THE TASK: Copy out the records in full, word for word, without pictures.

ITEMS:
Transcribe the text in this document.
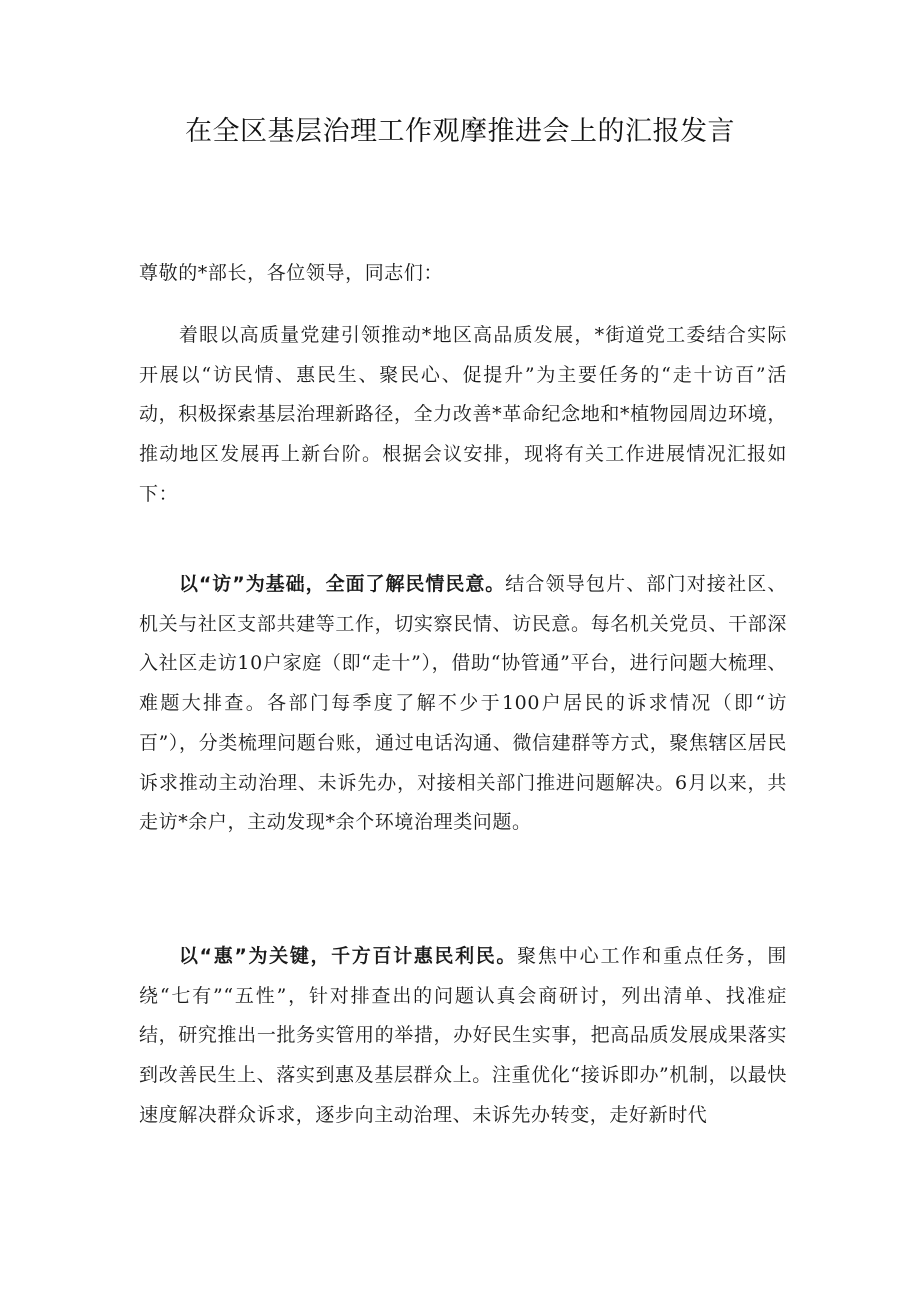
在全区基层治理工作观摩推进会上的汇报发言

尊敬的*部长，各位领导，同志们：

着眼以高质量党建引领推动*地区高品质发展，*街道党工委结合实际开展以“访民情、惠民生、聚民心、促提升”为主要任务的“走十访百”活动，积极探索基层治理新路径，全力改善*革命纪念地和*植物园周边环境，推动地区发展再上新台阶。根据会议安排，现将有关工作进展情况汇报如下：

以“访”为基础，全面了解民情民意。结合领导包片、部门对接社区、机关与社区支部共建等工作，切实察民情、访民意。每名机关党员、干部深入社区走访10户家庭（即“走十”），借助“协管通”平台，进行问题大梳理、难题大排查。各部门每季度了解不少于100户居民的诉求情况（即“访百”），分类梳理问题台账，通过电话沟通、微信建群等方式，聚焦辖区居民诉求推动主动治理、未诉先办，对接相关部门推进问题解决。6月以来，共走访*余户，主动发现*余个环境治理类问题。

以“惠”为关键，千方百计惠民利民。聚焦中心工作和重点任务，围绕“七有”“五性”，针对排查出的问题认真会商研讨，列出清单、找准症结，研究推出一批务实管用的举措，办好民生实事，把高品质发展成果落实到改善民生上、落实到惠及基层群众上。注重优化“接诉即办”机制，以最快速度解决群众诉求，逐步向主动治理、未诉先办转变，走好新时代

TASK RESULT:
Transcribe the text in this document.
在全区基层治理工作观摩推进会上的汇报发言

尊敬的*部长，各位领导，同志们：

着眼以高质量党建引领推动*地区高品质发展，*街道党工委结合实际开展以“访民情、惠民生、聚民心、促提升”为主要任务的“走十访百”活动，积极探索基层治理新路径，全力改善*革命纪念地和*植物园周边环境，推动地区发展再上新台阶。根据会议安排，现将有关工作进展情况汇报如下：

以“访”为基础，全面了解民情民意。结合领导包片、部门对接社区、机关与社区支部共建等工作，切实察民情、访民意。每名机关党员、干部深入社区走访10户家庭（即“走十”），借助“协管通”平台，进行问题大梳理、难题大排查。各部门每季度了解不少于100户居民的诉求情况（即“访百”），分类梳理问题台账，通过电话沟通、微信建群等方式，聚焦辖区居民诉求推动主动治理、未诉先办，对接相关部门推进问题解决。6月以来，共走访*余户，主动发现*余个环境治理类问题。

以“惠”为关键，千方百计惠民利民。聚焦中心工作和重点任务，围绕“七有”“五性”，针对排查出的问题认真会商研讨，列出清单、找准症结，研究推出一批务实管用的举措，办好民生实事，把高品质发展成果落实到改善民生上、落实到惠及基层群众上。注重优化“接诉即办”机制，以最快速度解决群众诉求，逐步向主动治理、未诉先办转变，走好新时代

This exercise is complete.